[Coordinate annotation records]
● ● ● ●

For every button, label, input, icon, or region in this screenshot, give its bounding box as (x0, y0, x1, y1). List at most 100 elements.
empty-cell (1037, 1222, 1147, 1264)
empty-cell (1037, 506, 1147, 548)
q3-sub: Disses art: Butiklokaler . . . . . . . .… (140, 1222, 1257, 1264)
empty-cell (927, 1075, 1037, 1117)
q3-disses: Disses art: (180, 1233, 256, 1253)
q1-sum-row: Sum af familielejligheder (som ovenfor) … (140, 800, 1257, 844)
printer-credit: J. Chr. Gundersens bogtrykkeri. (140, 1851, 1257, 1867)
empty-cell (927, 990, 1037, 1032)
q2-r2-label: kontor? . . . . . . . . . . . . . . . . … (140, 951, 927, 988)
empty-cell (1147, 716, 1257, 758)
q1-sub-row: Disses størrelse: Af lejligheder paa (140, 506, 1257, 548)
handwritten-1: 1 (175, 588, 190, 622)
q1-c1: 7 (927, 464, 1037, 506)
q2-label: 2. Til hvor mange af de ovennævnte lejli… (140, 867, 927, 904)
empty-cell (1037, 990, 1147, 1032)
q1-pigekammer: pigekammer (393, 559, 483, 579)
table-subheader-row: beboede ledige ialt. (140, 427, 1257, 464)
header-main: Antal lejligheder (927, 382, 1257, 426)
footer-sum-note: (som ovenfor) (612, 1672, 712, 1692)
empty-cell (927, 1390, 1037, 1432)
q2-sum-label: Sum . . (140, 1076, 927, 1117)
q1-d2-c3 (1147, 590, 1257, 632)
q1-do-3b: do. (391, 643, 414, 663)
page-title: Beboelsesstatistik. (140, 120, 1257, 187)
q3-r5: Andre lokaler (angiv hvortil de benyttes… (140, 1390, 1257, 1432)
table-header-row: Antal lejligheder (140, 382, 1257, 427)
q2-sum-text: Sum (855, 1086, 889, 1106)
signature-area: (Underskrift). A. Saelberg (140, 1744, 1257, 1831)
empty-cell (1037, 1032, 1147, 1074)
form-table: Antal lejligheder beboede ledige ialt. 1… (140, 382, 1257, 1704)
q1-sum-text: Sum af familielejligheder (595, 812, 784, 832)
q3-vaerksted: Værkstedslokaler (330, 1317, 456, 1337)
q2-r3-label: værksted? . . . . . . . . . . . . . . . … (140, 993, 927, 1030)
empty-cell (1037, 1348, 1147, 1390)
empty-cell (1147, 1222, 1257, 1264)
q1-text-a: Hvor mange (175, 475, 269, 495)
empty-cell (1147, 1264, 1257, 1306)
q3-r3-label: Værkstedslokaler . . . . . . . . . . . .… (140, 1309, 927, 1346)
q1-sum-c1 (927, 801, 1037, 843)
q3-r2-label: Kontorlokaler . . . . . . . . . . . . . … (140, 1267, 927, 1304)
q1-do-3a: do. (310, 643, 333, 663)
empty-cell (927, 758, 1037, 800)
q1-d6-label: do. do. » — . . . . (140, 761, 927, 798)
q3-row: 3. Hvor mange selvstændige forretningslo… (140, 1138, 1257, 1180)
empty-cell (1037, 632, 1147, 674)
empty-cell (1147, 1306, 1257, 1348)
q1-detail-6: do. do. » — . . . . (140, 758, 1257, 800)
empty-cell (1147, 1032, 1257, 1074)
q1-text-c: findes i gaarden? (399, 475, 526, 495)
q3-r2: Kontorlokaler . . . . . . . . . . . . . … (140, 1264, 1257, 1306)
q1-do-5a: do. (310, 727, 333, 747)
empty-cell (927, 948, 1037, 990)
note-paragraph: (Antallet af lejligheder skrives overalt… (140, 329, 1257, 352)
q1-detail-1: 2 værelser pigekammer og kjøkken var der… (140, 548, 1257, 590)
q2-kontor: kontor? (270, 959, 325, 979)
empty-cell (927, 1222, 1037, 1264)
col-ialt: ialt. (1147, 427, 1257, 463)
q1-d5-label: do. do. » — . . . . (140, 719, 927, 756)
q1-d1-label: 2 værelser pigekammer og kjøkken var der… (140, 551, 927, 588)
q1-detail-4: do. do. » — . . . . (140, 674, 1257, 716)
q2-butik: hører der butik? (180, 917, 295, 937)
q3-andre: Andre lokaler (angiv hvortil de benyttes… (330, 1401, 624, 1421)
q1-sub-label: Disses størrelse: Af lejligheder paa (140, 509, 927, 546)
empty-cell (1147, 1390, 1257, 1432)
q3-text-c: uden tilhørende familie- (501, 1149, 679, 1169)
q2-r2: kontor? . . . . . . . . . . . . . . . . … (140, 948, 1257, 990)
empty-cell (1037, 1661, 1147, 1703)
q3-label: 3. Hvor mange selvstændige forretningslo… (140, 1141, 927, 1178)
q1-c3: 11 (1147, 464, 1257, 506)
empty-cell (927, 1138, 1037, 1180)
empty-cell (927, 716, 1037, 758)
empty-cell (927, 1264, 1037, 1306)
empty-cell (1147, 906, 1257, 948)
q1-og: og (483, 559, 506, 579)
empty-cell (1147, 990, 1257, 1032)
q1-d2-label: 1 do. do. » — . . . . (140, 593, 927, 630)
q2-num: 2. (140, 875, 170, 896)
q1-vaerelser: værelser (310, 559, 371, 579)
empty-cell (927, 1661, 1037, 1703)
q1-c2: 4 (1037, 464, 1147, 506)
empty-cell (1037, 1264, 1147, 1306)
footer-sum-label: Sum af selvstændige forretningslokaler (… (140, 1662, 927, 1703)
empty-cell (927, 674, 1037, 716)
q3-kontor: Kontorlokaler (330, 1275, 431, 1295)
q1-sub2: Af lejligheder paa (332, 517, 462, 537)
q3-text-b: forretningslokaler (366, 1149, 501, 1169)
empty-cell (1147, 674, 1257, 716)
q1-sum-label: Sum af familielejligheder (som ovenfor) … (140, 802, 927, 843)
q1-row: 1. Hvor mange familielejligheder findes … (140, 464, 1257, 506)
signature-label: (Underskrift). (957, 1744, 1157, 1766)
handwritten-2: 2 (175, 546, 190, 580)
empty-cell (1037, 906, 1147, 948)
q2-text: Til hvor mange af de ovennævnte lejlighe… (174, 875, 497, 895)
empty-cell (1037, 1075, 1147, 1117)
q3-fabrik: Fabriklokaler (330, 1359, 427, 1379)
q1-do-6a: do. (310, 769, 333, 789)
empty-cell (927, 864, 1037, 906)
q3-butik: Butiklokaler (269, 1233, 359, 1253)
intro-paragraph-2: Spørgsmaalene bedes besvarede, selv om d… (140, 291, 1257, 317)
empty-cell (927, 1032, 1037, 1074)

● ● ● ●

### WHAT TO DO
Count the lines of the records that contain the string "table", matching case exactly. Reply with the number alone.

### SOLUTION FOR THIS EXERCISE
3